→ **GIVEN TASK**
Output all the entries word for word. Omit the pictures.

-- START --

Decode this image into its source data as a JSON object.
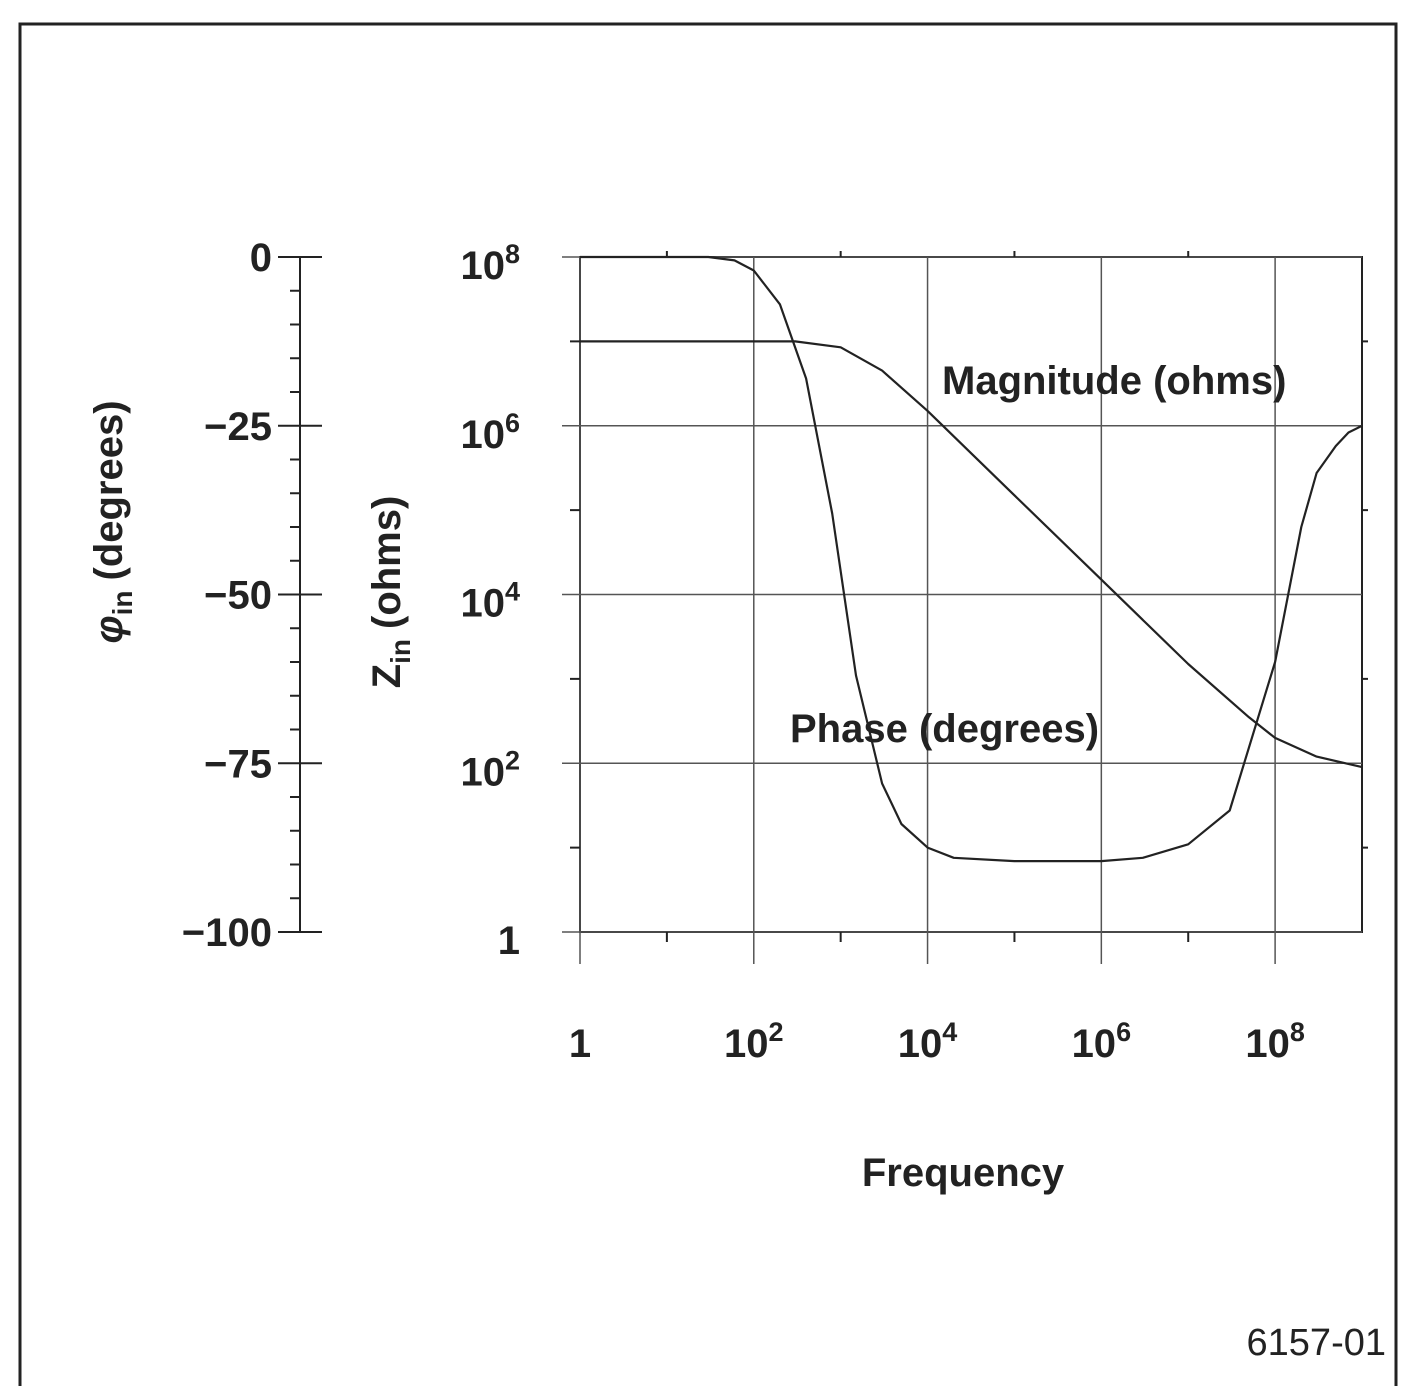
{
  "colors": {
    "ink": "#222222",
    "grid": "#555555",
    "background": "#ffffff"
  },
  "figure_id": "6157-01",
  "chart_data": {
    "type": "line",
    "title": "",
    "xlabel": "Frequency",
    "ylabel_left": "Z",
    "ylabel_left_sub": "in",
    "ylabel_left_unit": "(ohms)",
    "ylabel_phase": "φ",
    "ylabel_phase_sub": "in",
    "ylabel_phase_unit": "(degrees)",
    "x_scale": "log",
    "y_scale": "log",
    "xlim": [
      1,
      1000000000
    ],
    "ylim": [
      1,
      100000000
    ],
    "phase_lim": [
      -100,
      0
    ],
    "grid": true,
    "x_ticks": [
      {
        "base": "1",
        "exp": "",
        "value": 1
      },
      {
        "base": "10",
        "exp": "2",
        "value": 100
      },
      {
        "base": "10",
        "exp": "4",
        "value": 10000
      },
      {
        "base": "10",
        "exp": "6",
        "value": 1000000
      },
      {
        "base": "10",
        "exp": "8",
        "value": 100000000
      }
    ],
    "y_ticks": [
      {
        "base": "1",
        "exp": "",
        "value": 1
      },
      {
        "base": "10",
        "exp": "2",
        "value": 100
      },
      {
        "base": "10",
        "exp": "4",
        "value": 10000
      },
      {
        "base": "10",
        "exp": "6",
        "value": 1000000
      },
      {
        "base": "10",
        "exp": "8",
        "value": 100000000
      }
    ],
    "phase_ticks": [
      {
        "label": "0",
        "value": 0
      },
      {
        "label": "−25",
        "value": -25
      },
      {
        "label": "−50",
        "value": -50
      },
      {
        "label": "−75",
        "value": -75
      },
      {
        "label": "−100",
        "value": -100
      }
    ],
    "series": [
      {
        "name": "Magnitude (ohms)",
        "axis": "left",
        "x": [
          1,
          30,
          300,
          1000,
          3000,
          10000,
          100000,
          1000000,
          10000000,
          50000000,
          100000000,
          300000000,
          1000000000
        ],
        "y": [
          10000000,
          10000000,
          10000000,
          8500000,
          4500000,
          1500000,
          150000,
          15000,
          1500,
          350,
          200,
          120,
          90
        ]
      },
      {
        "name": "Phase (degrees)",
        "axis": "phase",
        "x": [
          1,
          10,
          30,
          60,
          100,
          200,
          400,
          800,
          1500,
          3000,
          5000,
          10000,
          20000,
          100000,
          1000000,
          3000000,
          10000000,
          30000000,
          100000000,
          200000000,
          300000000,
          500000000,
          700000000,
          1000000000
        ],
        "y": [
          0,
          0,
          0,
          -0.5,
          -2,
          -7,
          -18,
          -38,
          -62,
          -78,
          -84,
          -87.5,
          -89,
          -89.5,
          -89.5,
          -89,
          -87,
          -82,
          -60,
          -40,
          -32,
          -28,
          -26,
          -25
        ]
      }
    ]
  }
}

-- END --

→ **REPLY**
Decode this image into its source data as a JSON object.
{
  "colors": {
    "ink": "#222222",
    "grid": "#555555",
    "background": "#ffffff"
  },
  "figure_id": "6157-01",
  "chart_data": {
    "type": "line",
    "title": "",
    "xlabel": "Frequency",
    "ylabel_left": "Z",
    "ylabel_left_sub": "in",
    "ylabel_left_unit": "(ohms)",
    "ylabel_phase": "φ",
    "ylabel_phase_sub": "in",
    "ylabel_phase_unit": "(degrees)",
    "x_scale": "log",
    "y_scale": "log",
    "xlim": [
      1,
      1000000000
    ],
    "ylim": [
      1,
      100000000
    ],
    "phase_lim": [
      -100,
      0
    ],
    "grid": true,
    "x_ticks": [
      {
        "base": "1",
        "exp": "",
        "value": 1
      },
      {
        "base": "10",
        "exp": "2",
        "value": 100
      },
      {
        "base": "10",
        "exp": "4",
        "value": 10000
      },
      {
        "base": "10",
        "exp": "6",
        "value": 1000000
      },
      {
        "base": "10",
        "exp": "8",
        "value": 100000000
      }
    ],
    "y_ticks": [
      {
        "base": "1",
        "exp": "",
        "value": 1
      },
      {
        "base": "10",
        "exp": "2",
        "value": 100
      },
      {
        "base": "10",
        "exp": "4",
        "value": 10000
      },
      {
        "base": "10",
        "exp": "6",
        "value": 1000000
      },
      {
        "base": "10",
        "exp": "8",
        "value": 100000000
      }
    ],
    "phase_ticks": [
      {
        "label": "0",
        "value": 0
      },
      {
        "label": "−25",
        "value": -25
      },
      {
        "label": "−50",
        "value": -50
      },
      {
        "label": "−75",
        "value": -75
      },
      {
        "label": "−100",
        "value": -100
      }
    ],
    "series": [
      {
        "name": "Magnitude (ohms)",
        "axis": "left",
        "x": [
          1,
          30,
          300,
          1000,
          3000,
          10000,
          100000,
          1000000,
          10000000,
          50000000,
          100000000,
          300000000,
          1000000000
        ],
        "y": [
          10000000,
          10000000,
          10000000,
          8500000,
          4500000,
          1500000,
          150000,
          15000,
          1500,
          350,
          200,
          120,
          90
        ]
      },
      {
        "name": "Phase (degrees)",
        "axis": "phase",
        "x": [
          1,
          10,
          30,
          60,
          100,
          200,
          400,
          800,
          1500,
          3000,
          5000,
          10000,
          20000,
          100000,
          1000000,
          3000000,
          10000000,
          30000000,
          100000000,
          200000000,
          300000000,
          500000000,
          700000000,
          1000000000
        ],
        "y": [
          0,
          0,
          0,
          -0.5,
          -2,
          -7,
          -18,
          -38,
          -62,
          -78,
          -84,
          -87.5,
          -89,
          -89.5,
          -89.5,
          -89,
          -87,
          -82,
          -60,
          -40,
          -32,
          -28,
          -26,
          -25
        ]
      }
    ]
  }
}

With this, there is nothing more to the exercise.